Hi, and welcome to my blog! I'm Susan E. Mazer -- a knowledge expert and thought leader on how the environment of care impacts the patient experience. Topics I write about include safety, satisfaction, hospital noise, nursing, care at the bedside, and much more. Subscribe below to get email notices so you won't miss any great content.
March 4, 2016
The neurological benefits of music for the elderly with dementia have been well documented. The phenomenon of elderly stroke patients with aphasia (not being able to speak, but being able to sing) has also been studied.
At the same time, the kind of music provided at senior living communities is often selected based on the projected values, and is unrelated or insensitive to the unique life experiences of the residents.
Music may exist in its generic form as a topic of discussion, or an overall label for an industry. However, music, to those who listen — voluntarily or otherwise — is personal.
In fact, it is so personal and so present that each listener is afforded the right to complain, enjoy, ignore, judge, stay, or leave.
◇ ◇ ◇ ◇ ◇ ◇ ◇
__REQUIRED TASKS__
- 1) From the music blog post, copy everything from "At the same" down to "otherwise — is personal.".
- 2) In the blog post on music for the elderly, why is each listener given the right to complain, enjoy, ignore, judge, stay, or leave?
- 3) List every action that the blog post on music for the elderly says a listener has the right to take.
◇ ◇ ◇ ◇ ◇ ◇ ◇
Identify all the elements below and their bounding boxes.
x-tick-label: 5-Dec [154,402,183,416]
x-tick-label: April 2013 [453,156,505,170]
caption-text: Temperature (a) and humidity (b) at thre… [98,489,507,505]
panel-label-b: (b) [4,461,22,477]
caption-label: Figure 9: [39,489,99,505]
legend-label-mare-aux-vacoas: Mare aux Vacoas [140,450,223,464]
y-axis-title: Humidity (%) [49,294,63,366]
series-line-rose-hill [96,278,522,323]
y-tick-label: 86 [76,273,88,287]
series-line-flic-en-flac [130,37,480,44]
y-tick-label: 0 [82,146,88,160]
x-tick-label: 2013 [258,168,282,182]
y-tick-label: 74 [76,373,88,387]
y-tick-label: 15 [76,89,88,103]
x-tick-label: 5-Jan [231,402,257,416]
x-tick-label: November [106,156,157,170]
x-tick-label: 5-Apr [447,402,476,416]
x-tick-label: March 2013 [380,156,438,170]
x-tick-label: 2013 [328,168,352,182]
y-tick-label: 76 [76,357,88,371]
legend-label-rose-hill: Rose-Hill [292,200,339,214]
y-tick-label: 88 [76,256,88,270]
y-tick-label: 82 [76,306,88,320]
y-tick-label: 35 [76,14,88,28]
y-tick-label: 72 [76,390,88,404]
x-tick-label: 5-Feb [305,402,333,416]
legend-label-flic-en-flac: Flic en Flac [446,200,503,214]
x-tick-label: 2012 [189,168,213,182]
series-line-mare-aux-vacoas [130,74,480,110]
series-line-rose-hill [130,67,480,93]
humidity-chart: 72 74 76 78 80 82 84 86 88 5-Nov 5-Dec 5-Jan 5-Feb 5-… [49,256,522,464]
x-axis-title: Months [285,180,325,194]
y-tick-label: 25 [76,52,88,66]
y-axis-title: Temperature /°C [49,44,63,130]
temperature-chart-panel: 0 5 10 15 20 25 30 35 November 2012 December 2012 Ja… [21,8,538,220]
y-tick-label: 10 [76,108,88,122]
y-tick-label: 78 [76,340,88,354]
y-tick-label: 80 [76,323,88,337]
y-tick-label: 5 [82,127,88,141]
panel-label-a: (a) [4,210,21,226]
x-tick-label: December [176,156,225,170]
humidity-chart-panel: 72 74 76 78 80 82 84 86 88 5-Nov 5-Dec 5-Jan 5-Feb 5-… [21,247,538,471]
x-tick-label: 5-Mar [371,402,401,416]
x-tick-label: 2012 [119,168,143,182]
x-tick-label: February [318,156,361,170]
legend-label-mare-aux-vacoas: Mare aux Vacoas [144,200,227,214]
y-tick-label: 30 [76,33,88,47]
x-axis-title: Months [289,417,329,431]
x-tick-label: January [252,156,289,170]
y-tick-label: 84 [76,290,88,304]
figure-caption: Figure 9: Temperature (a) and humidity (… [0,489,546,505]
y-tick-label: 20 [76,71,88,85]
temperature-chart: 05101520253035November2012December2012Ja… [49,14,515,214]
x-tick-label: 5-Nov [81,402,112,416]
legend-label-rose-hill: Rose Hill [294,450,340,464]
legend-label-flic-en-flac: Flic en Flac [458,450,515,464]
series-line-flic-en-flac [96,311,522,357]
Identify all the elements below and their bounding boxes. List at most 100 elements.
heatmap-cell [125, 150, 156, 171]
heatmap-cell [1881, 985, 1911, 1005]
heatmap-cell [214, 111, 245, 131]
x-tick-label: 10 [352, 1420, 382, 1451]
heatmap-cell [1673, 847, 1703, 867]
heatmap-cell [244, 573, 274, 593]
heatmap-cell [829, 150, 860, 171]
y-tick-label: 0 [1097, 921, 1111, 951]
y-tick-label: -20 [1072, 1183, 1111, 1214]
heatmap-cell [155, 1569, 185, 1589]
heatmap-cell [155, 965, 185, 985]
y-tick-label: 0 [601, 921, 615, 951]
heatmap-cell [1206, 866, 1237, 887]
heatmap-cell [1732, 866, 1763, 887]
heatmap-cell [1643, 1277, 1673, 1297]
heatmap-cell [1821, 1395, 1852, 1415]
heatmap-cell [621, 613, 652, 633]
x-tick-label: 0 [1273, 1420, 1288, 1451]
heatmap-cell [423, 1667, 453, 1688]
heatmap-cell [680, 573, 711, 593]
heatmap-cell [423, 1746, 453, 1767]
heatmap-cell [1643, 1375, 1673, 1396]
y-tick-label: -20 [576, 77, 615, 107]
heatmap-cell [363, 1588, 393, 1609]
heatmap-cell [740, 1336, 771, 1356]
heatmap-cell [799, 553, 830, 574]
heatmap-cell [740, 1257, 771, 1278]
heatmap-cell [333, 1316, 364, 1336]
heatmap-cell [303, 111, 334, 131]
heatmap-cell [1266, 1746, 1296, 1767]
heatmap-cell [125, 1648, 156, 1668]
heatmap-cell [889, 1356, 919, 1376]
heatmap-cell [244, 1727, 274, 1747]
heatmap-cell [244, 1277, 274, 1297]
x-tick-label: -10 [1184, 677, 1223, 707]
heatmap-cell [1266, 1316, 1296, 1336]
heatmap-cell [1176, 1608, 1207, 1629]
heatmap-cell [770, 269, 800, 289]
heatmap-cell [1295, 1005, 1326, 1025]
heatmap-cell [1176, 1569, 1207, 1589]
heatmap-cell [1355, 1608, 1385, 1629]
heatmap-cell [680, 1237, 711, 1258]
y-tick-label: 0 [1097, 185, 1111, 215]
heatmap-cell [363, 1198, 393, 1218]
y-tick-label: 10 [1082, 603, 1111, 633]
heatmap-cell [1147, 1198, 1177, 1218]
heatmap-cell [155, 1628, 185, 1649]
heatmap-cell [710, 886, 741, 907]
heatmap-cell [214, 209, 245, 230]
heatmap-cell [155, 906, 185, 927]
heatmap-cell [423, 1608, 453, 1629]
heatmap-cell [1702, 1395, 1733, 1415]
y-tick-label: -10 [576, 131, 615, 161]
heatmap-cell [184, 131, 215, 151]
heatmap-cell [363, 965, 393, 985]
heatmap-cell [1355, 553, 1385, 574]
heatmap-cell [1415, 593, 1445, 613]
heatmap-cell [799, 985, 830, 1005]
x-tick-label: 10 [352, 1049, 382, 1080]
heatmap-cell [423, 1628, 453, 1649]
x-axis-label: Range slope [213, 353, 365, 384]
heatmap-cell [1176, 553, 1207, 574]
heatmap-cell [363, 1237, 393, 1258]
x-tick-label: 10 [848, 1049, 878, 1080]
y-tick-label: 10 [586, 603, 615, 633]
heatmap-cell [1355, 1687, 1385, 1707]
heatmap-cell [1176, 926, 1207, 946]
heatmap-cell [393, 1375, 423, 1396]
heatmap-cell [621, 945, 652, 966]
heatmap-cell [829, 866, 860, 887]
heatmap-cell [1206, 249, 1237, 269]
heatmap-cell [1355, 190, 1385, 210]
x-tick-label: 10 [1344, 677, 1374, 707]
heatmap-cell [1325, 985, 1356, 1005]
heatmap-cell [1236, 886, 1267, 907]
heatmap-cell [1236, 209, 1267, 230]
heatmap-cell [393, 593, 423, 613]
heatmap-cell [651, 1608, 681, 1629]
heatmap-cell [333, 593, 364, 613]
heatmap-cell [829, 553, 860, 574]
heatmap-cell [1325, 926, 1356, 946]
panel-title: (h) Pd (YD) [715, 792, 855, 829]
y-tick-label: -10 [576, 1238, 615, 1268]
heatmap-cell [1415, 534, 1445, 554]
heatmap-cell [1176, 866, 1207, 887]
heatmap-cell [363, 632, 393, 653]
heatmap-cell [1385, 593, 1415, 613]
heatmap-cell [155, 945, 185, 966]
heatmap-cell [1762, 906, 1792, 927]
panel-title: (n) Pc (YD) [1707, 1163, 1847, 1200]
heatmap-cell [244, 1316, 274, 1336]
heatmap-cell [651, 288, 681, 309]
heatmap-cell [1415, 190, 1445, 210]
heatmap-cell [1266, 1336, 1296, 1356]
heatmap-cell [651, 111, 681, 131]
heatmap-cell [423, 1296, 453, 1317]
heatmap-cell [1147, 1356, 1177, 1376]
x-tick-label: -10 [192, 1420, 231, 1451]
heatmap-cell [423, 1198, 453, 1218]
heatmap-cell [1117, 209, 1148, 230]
◇ ◇ ◇ ◇ ◇ ◇ ◇
__RESPONSES TO THE TASKS__
- 1)
At the same time, the kind of music provided at senior living communities is often selected based on the projected values, and is unrelated or insensitive to the unique life experiences of the residents.
Music may exist in its generic form as a topic of discussion, or an overall label for an industry. However, music, to those who listen — voluntarily or otherwise — is personal.

- 2) Music is so personal and so present to those who listen that each listener is given that right.

- 3) complain, enjoy, ignore, judge, stay, leave